_Provided data_:
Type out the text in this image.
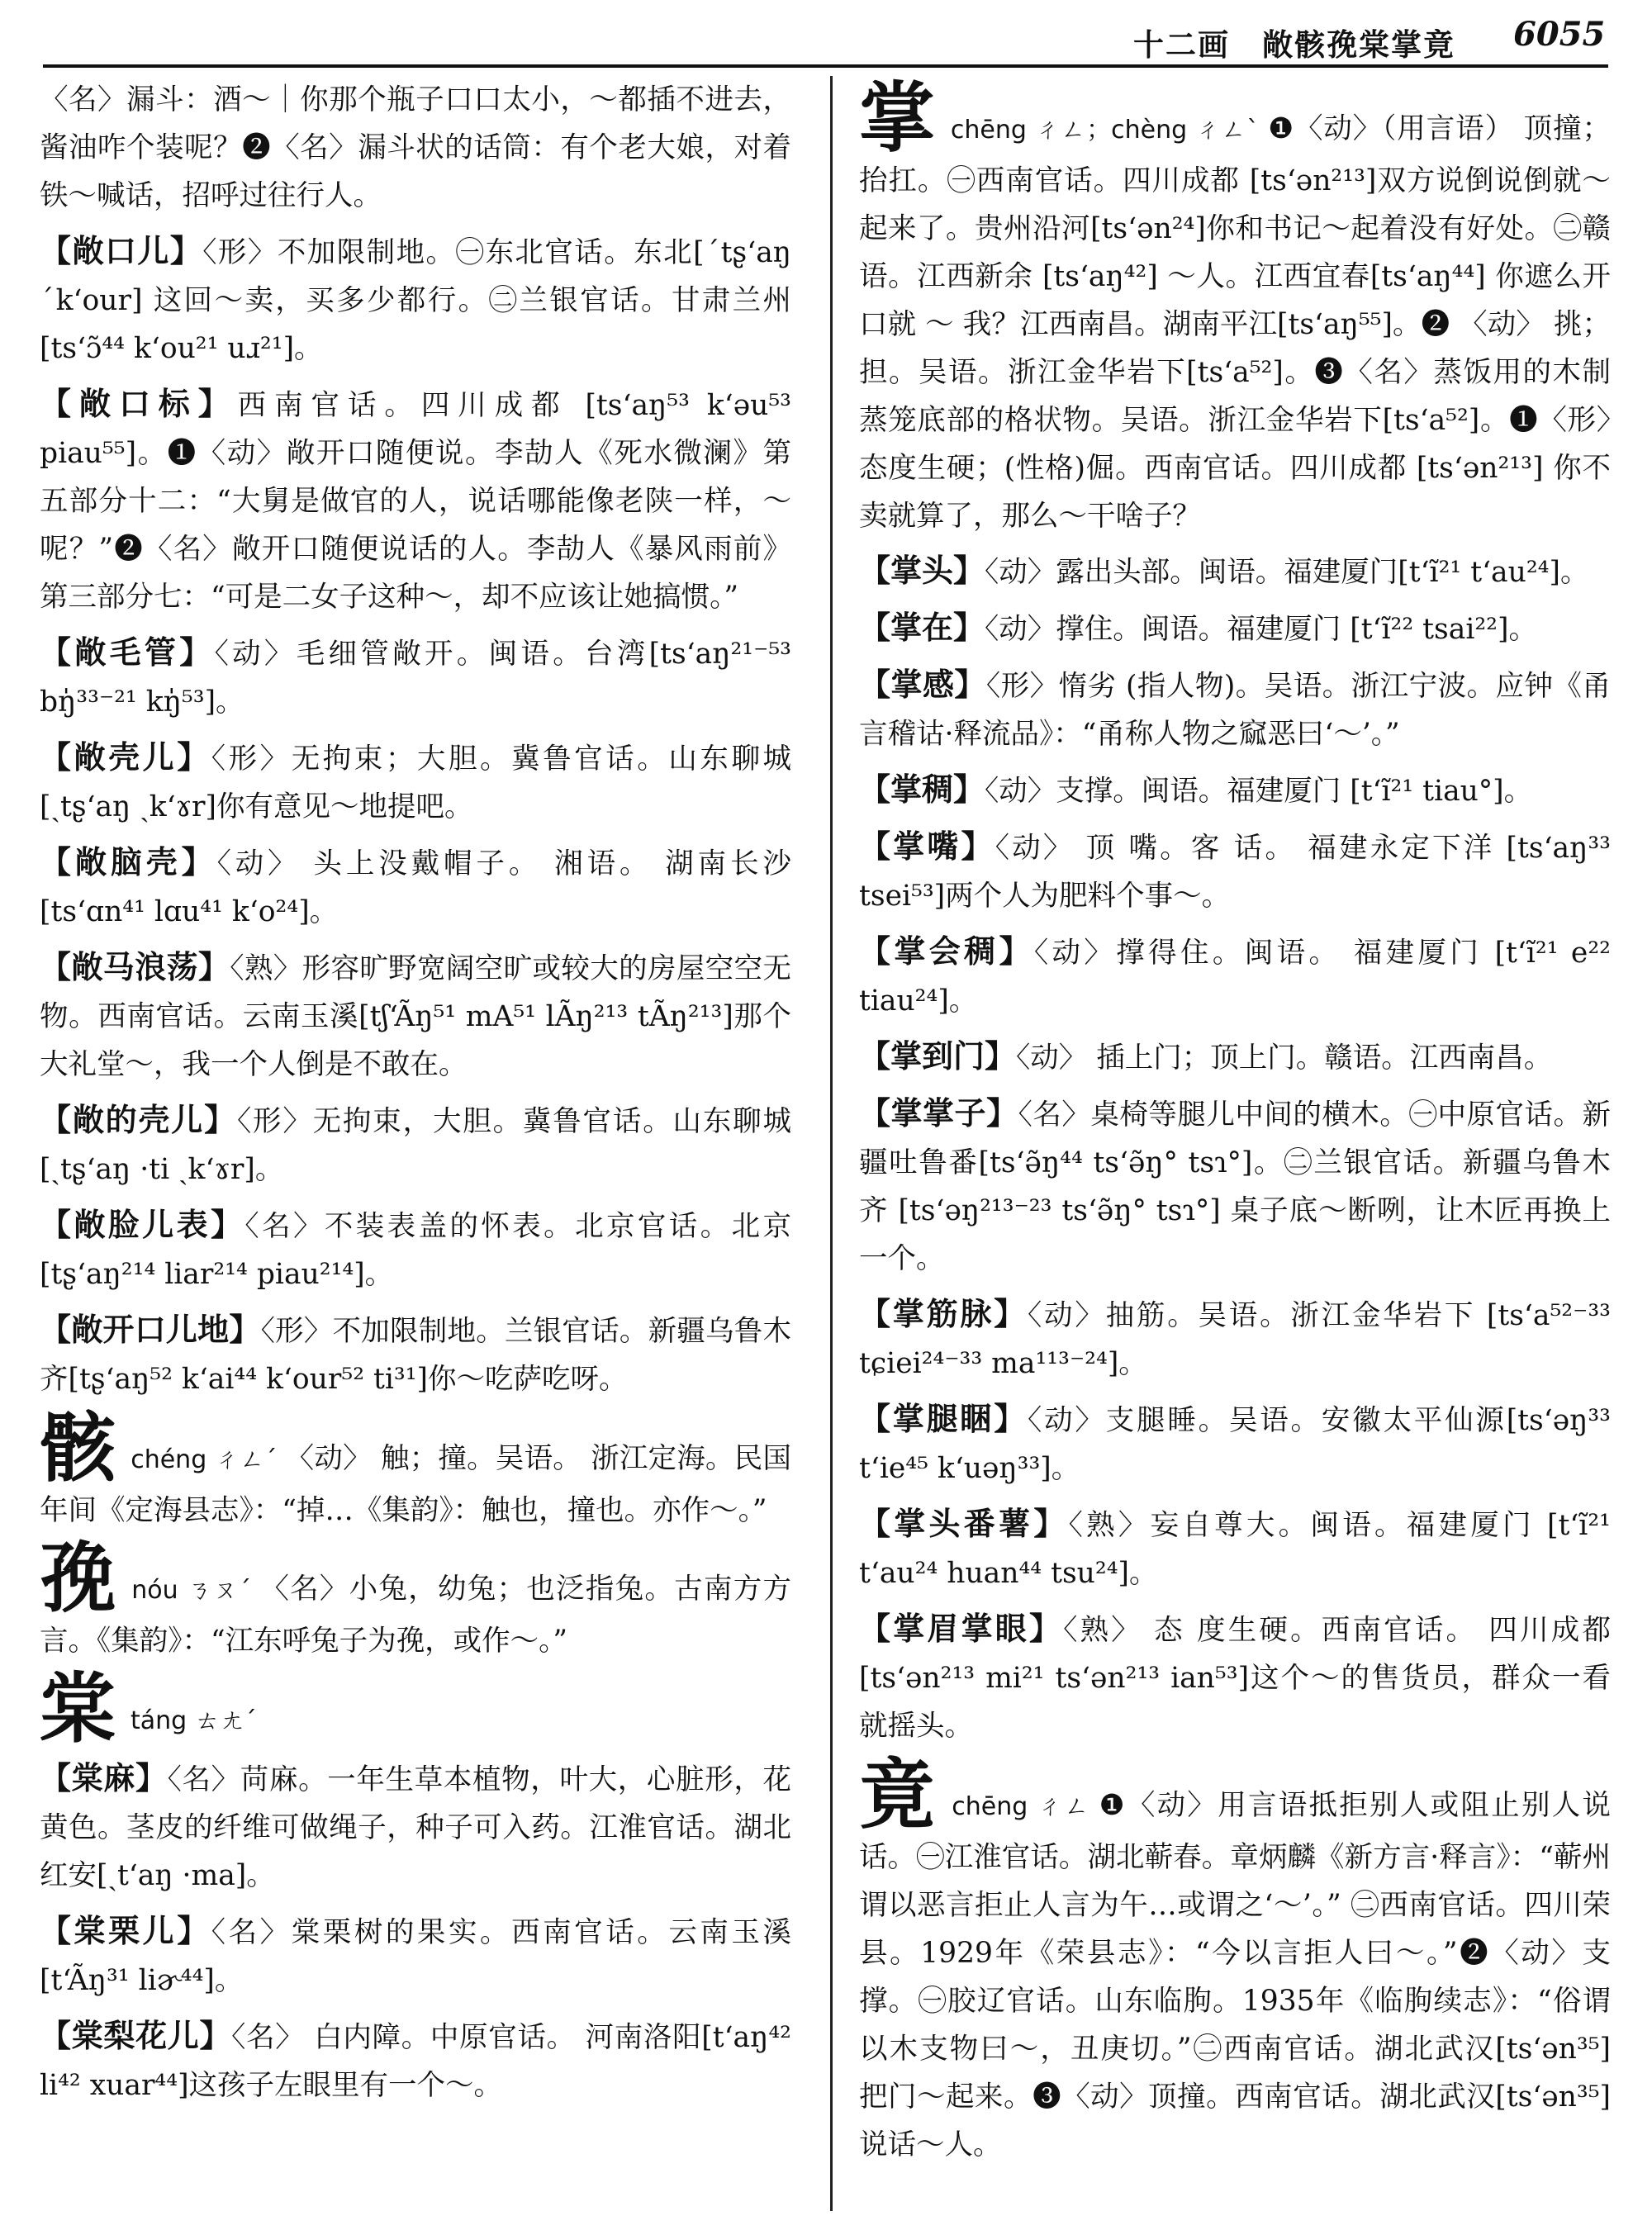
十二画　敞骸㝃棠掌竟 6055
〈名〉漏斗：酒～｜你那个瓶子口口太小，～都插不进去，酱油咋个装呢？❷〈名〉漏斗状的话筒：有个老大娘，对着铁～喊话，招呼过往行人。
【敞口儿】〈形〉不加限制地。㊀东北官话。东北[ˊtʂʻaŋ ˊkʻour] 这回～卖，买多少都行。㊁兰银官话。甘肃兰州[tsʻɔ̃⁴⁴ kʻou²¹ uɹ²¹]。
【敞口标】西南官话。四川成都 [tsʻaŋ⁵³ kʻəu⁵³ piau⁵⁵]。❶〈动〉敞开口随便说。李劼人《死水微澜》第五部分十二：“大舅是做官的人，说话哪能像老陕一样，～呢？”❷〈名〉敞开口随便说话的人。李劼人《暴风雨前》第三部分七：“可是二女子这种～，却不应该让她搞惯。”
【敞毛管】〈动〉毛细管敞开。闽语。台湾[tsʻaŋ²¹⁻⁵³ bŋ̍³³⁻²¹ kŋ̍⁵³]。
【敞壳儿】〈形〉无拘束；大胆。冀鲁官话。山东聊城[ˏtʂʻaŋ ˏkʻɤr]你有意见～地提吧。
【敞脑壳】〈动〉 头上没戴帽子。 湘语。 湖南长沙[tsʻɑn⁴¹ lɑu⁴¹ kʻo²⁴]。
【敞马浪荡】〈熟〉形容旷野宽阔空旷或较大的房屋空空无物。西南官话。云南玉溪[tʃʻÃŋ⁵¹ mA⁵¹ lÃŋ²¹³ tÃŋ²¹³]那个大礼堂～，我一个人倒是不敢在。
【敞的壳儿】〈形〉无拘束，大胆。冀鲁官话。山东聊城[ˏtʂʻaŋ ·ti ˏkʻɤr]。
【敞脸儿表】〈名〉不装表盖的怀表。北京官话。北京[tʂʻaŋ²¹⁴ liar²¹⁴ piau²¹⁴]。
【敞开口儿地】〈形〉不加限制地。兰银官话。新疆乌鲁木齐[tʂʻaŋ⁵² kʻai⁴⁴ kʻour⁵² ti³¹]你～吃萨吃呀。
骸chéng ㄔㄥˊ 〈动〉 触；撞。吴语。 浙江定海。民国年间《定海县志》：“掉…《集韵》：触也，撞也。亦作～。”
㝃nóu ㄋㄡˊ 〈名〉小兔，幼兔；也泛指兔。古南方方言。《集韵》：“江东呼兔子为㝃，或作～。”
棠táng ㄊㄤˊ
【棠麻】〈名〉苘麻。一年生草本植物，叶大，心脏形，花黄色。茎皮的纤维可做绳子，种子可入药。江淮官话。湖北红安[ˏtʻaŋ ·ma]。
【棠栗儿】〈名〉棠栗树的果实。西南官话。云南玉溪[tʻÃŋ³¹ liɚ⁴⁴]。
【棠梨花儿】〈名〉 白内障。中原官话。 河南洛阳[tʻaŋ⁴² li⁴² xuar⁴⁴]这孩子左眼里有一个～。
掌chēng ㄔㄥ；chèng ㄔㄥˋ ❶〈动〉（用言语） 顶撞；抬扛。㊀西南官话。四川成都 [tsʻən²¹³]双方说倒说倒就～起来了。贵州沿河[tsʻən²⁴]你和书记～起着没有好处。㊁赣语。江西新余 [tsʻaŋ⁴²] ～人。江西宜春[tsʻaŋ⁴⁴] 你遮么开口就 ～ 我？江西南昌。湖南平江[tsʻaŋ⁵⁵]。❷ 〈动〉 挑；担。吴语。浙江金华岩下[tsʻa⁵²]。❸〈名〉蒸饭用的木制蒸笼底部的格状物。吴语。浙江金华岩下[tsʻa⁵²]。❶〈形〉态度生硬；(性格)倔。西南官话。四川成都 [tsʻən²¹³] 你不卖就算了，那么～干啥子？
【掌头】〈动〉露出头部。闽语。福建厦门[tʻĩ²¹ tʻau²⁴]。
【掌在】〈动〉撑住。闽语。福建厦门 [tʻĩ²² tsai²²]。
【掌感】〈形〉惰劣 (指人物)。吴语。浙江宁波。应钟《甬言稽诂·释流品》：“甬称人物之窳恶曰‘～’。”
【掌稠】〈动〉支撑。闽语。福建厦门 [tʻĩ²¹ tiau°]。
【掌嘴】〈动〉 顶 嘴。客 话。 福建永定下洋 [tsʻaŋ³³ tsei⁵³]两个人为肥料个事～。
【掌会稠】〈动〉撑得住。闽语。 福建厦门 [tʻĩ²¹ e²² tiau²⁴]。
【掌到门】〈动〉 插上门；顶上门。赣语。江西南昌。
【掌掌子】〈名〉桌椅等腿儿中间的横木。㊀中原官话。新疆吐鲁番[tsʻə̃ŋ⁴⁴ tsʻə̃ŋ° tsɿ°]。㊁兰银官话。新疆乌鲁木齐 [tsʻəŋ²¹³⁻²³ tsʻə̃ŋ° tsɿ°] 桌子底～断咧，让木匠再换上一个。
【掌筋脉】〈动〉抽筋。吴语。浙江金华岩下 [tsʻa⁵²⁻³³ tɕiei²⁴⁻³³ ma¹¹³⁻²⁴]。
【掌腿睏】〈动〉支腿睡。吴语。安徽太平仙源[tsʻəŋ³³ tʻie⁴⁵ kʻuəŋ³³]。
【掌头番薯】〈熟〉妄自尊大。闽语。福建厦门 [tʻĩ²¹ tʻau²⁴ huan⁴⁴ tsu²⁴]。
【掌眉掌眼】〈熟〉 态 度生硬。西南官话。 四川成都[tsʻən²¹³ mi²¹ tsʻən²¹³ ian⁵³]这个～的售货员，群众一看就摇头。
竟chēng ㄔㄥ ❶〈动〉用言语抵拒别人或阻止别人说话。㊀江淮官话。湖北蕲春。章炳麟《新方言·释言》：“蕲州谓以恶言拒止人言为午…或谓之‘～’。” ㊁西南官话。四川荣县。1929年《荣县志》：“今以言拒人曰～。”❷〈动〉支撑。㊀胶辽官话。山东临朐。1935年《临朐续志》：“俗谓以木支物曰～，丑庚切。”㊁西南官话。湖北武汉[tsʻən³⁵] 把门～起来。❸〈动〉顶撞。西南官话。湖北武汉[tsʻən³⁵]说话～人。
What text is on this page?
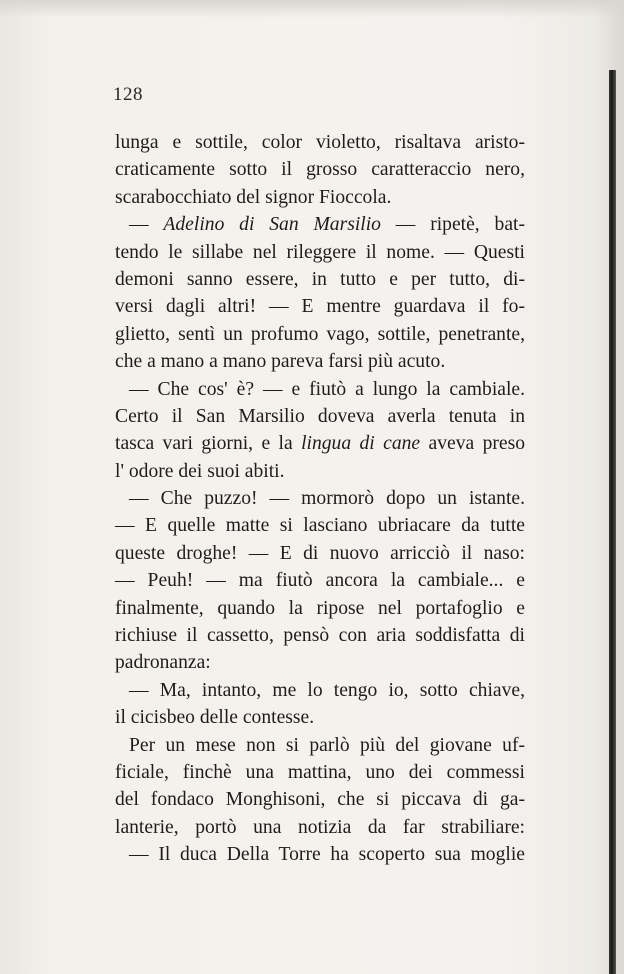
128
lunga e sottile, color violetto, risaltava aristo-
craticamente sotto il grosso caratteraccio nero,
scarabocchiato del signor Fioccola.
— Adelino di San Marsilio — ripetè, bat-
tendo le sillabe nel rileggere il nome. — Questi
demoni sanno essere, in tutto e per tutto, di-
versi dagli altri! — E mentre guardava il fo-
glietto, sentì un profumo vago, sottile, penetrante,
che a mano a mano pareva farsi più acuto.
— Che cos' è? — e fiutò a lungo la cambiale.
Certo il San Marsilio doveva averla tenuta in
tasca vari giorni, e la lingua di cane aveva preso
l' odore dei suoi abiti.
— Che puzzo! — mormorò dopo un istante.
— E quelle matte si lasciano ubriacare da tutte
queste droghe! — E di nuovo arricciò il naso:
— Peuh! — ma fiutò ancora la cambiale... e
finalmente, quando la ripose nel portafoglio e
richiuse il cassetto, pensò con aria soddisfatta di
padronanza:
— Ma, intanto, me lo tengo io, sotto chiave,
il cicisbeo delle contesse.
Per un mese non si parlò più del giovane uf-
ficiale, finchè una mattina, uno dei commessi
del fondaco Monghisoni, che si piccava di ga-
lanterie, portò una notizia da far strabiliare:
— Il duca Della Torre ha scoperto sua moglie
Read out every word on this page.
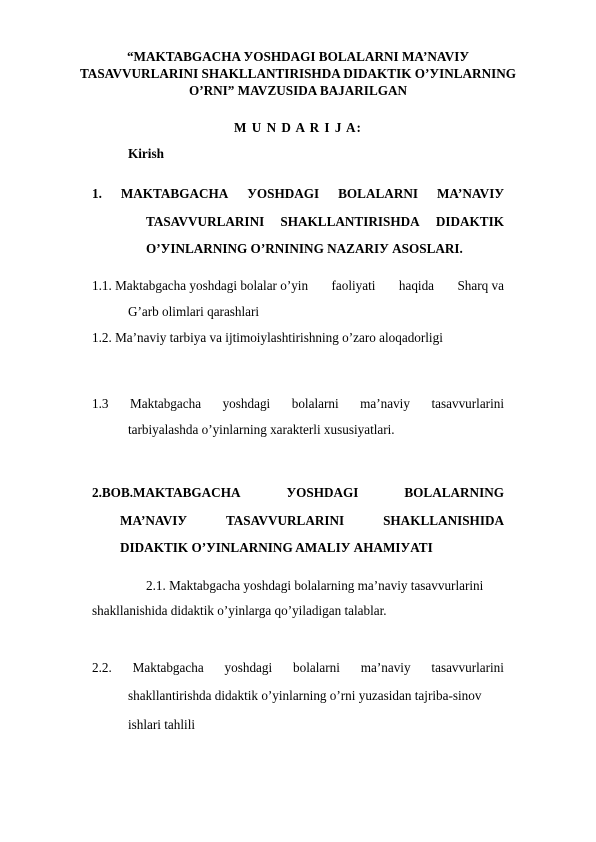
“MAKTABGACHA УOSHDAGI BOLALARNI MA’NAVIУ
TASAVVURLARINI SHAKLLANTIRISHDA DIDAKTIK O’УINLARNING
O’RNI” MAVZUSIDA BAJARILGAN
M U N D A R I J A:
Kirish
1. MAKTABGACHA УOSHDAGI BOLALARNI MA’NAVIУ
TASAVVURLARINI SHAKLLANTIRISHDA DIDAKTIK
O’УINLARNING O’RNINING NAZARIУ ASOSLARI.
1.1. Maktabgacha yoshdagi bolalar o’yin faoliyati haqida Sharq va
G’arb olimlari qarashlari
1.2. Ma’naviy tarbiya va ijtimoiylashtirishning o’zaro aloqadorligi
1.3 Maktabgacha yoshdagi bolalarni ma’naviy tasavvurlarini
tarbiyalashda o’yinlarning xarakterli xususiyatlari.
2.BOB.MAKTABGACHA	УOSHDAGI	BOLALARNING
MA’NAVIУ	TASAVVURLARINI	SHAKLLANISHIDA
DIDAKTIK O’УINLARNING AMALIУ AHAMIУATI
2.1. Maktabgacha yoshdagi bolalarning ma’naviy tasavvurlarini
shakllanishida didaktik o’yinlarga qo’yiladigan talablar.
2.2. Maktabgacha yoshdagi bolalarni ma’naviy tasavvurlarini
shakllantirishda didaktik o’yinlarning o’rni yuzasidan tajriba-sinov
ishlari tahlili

_Exercise requirements_:
Locate the string "text" in the listing above and copy every line where it occurs.

_Finished task_:
Type out the text in this image.
What text is on this page?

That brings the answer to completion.